▶ EXTRACTED TEXT:
※ ※ ※

The day he made the mistake, the surgeon at Regions Hospital jumped the gun. ¶ He was supposed to wait for the "timeout," when everyone in the operating room pauses to make sure that the right patient is getting the right operation.

But in December 2007, the surgeon skipped that step, picked up the scalpel and made the first incision -- in the wrong spot.

The patient wasn't seriously harmed, said Dana Langness, senior director of surgical services at Regions in St. Paul. But for Langness, it was another frustrating reminder of how easily patients can slip through the safety net inside the operating room and grave medical errors can occur.

In the past few years, Regions and other hospitals have piled on new safety rules in a growing effort to prevent surgical errors. But they've found, to their dismay, that people keep making the same mistakes in spite of them.

Since 2003, 150 surgical mix-ups have been reported throughout Minnesota, including 97 operations on the wrong body part and nine on the wrong patient, according to a Jan. 16 report from the state health department. Although rare, these headline-grabbing episodes are just a slice of a broader problem of hospital medical errors that affect thousands of patients nationally every year.

As a result, hospital officials are experimenting with new ways to prevent mistakes. One of them is as simple as a cloth.

Last year, after the operating-room blunder, staffers at Regions designed what they call a "timeout towel" to cover surgical instruments before operations. Now any surgeon who reaches for the scalpel too soon -- before the safety rituals are complete -- is greeted with the words "Time-Out!" emblazoned in red.

It might seem like a small thing. But at Regions and elsewhere, experts in patient safety have found that it's not enough to put new rules in place. They have to make sure that people under pressure pay attention to them. That often involves changing deeply embedded habits -- and that's been a lot tougher than expected.

"People are always surprised," said Langness. But distractions can derail even the most skilled and conscientious among them, she said.

Last year, researchers from the University of Minnesota got a rare glimpse of what can go wrong inside the operating room. They observed more than 50 operations at eight Minnesota hospitals to study the "timeout" ritual, which is widely used as a safeguard against surgical mix-ups.

They found that, "in most cases," staffers simply ignored the timeout or went about their work, rendering the exercise virtually meaningless, according to a 2008 report from the university's Center for Design in Health. "I think there was an underlying assumption that it was functioning just fine," said Kathleen Harder, the center's director, who led the study with a colleague. "But it was not effective."

In theory, the "timeout" was designed to give everyone in the room a chance to speak up if he or she suspects something's wrong. Just before the operation, someone (often a nurse) announces the timeout, reads aloud the patient's name and details of the procedure, and checks to make sure that the surgeon has marked the proper site (if it's a knee or elbow, for example). Although patients might wonder how such crucial details can possibly get mixed up, it can be easy to lose track when a surgical team performs dozens of similar procedures in a week.

※ ※ ※

▶ RECORDS:
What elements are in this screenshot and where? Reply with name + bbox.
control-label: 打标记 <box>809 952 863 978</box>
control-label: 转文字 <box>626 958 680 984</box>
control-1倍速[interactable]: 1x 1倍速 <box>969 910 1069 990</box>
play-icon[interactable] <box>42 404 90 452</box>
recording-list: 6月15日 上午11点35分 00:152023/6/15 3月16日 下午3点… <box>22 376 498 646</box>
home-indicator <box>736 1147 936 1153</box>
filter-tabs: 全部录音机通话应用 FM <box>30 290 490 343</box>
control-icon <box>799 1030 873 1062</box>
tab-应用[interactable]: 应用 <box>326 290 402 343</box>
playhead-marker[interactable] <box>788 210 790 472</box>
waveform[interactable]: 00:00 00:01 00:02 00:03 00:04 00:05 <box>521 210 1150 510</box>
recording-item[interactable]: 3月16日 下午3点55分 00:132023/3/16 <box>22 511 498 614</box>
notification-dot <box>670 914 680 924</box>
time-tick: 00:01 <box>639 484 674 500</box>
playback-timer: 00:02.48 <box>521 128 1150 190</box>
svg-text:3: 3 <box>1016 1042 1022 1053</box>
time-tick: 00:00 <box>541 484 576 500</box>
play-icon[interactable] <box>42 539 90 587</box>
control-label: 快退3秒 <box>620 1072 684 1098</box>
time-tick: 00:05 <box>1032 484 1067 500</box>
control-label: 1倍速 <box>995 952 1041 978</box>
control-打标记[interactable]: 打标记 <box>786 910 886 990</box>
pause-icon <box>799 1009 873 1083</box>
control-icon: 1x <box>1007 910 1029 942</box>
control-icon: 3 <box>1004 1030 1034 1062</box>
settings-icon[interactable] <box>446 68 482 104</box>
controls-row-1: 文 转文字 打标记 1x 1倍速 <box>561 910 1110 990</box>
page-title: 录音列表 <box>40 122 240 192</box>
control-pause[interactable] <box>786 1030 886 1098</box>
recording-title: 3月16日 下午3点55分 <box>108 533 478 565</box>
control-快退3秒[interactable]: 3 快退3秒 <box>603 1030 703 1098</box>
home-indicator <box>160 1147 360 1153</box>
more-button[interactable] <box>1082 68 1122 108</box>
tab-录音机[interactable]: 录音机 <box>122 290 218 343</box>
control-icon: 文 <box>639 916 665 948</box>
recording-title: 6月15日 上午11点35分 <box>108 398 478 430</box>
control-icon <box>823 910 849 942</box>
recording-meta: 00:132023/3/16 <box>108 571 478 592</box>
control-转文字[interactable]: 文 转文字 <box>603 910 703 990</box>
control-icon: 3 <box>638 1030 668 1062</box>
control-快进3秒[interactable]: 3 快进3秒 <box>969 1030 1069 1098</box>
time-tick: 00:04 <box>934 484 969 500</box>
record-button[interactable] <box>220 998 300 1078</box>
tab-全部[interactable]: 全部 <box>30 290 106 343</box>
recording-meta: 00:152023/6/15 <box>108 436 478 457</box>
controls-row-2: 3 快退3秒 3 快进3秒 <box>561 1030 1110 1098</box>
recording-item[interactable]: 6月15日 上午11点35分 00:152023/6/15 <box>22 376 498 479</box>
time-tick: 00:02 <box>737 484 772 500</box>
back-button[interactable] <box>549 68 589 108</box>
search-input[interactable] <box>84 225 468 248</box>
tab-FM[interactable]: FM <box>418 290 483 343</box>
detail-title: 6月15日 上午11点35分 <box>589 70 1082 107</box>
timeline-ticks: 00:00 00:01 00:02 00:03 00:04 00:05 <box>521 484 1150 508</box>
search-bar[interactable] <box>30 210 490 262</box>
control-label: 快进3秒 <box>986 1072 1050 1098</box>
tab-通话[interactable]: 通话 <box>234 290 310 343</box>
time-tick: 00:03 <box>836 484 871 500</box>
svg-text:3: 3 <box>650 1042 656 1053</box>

※ ※ ※

▶ WORK INSTRUCTION A:
Answer these from the article on surgical errors, one per line:
(i) In what month and year did the Regions surgeon skip the timeout?
(ii) How many wrong-patient operations does the state health department report count in Minnesota since 2003?
(iii) At how many Minnesota hospitals did the University of Minnesota researchers observe operations?
▶ WORK INSTRUCTION B:
Can you carry on the article on surgical errors after its last sentence?

▶ TASK OUTPUT A:
(i) December 2007
(ii) Nine
(iii) Eight

▶ TASK OUTPUT B:
Safety net riddled with flaws

In practice, the timeout often didn't work as planned, Harder found. "In most cases, the team continued to work during the Time Out," she reported in her study, which was funded by the Minnesota Department of Health. "In several cases, the circulating nurse attempted to call the Time Out but failed because others continued to talk or did not stop their activities." In one case, the surgeon wasn't even in the room at the time. In others, a nurse would recite the details from memory, without checking records.

"There's this idea out there, that I'm doing my best to refute, that multitasking in complex systems is something we can do," said Harder. "It simply isn't the case."

The result, she found, was a safety net riddled with flaws.

Among the solutions they suggested: A timeout towel.

It's what Harder calls a "memory trigger."

"It signals to the surgeon that this is something they need to do," she said. At the same time, she has called for major changes to ensure that everyone plays an active role in safety rituals.

At Regions, some of those changes went into effect this month. From now on, Langness said, surgeons, nurses and technicians will all have a detailed script to follow to make sure they cover all the bases before the first incision is made.

The towel, meanwhile, may be catching on around the country. A California company, Sandel Medical Industries, started selling its own trademarked version -- a bright orange "Time Out Beacon" -- last May. Today, the company calls it "one of our top-selling safety products."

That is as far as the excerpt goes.